MATERIAL SHOWN:
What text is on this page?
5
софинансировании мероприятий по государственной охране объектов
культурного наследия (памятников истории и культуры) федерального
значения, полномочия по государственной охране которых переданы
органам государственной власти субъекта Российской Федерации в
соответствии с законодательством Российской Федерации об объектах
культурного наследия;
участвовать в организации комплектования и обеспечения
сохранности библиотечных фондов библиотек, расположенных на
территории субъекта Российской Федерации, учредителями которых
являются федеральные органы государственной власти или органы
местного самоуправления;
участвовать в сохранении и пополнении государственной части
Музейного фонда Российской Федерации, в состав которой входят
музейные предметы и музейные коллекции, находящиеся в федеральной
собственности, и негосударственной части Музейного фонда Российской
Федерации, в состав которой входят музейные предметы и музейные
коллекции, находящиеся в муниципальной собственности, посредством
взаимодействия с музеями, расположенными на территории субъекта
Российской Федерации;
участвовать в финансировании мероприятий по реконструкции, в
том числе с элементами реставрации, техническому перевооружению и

WRITTEN REQUEST: Reply with the number of lines in the material above that contain "части", and nothing more.

WORKED SOLUTION: 2